▶ **Aim**: Search the material for the string "label", then report how many lines hold it, with no other text.

Dataset entries on figures:
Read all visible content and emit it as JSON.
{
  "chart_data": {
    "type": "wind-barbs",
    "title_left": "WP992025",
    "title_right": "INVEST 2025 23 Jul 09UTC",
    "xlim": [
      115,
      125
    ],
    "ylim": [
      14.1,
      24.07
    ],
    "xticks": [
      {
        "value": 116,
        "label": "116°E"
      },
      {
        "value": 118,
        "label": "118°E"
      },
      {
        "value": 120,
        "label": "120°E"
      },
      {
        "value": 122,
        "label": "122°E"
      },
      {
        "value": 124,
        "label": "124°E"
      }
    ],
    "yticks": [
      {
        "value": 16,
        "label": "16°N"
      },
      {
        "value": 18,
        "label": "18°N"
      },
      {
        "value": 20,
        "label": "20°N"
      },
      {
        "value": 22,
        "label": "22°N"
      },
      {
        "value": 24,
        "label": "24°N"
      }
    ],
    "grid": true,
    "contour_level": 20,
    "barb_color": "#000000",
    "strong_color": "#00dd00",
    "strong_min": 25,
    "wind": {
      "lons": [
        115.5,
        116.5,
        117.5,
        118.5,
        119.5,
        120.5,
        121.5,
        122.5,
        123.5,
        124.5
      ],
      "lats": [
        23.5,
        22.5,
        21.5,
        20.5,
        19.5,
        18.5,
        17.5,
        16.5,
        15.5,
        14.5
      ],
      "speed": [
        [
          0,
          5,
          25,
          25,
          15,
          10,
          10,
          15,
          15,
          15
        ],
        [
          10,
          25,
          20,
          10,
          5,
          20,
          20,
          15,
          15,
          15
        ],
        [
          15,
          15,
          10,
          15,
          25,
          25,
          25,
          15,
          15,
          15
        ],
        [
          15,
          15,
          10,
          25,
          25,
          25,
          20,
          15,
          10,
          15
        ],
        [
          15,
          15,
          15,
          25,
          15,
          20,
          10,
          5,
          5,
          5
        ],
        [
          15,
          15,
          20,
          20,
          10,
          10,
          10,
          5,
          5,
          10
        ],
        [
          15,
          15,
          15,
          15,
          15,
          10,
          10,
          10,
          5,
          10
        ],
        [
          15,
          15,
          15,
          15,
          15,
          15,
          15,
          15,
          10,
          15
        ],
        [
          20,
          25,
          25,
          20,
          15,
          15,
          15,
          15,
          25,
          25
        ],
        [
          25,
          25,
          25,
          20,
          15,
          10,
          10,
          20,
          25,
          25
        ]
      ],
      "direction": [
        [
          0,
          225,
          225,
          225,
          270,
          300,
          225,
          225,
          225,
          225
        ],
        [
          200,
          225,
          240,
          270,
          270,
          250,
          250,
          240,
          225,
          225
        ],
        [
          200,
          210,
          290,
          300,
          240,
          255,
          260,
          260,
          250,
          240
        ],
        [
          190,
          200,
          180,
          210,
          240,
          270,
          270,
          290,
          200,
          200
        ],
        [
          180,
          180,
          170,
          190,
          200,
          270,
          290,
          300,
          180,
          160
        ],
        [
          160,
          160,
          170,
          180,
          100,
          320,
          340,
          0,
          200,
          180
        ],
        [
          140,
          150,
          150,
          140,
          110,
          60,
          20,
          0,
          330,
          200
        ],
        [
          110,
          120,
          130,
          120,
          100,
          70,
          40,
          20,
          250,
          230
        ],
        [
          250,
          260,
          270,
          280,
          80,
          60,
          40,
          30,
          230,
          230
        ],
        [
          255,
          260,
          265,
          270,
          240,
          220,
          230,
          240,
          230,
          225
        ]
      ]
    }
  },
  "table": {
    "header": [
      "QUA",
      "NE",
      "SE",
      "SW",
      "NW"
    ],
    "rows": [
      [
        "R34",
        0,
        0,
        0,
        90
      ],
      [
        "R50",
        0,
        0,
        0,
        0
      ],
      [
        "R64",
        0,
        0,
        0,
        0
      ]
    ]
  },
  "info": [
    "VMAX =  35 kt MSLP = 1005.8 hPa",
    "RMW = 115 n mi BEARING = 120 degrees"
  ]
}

▶ **Written solution**: 10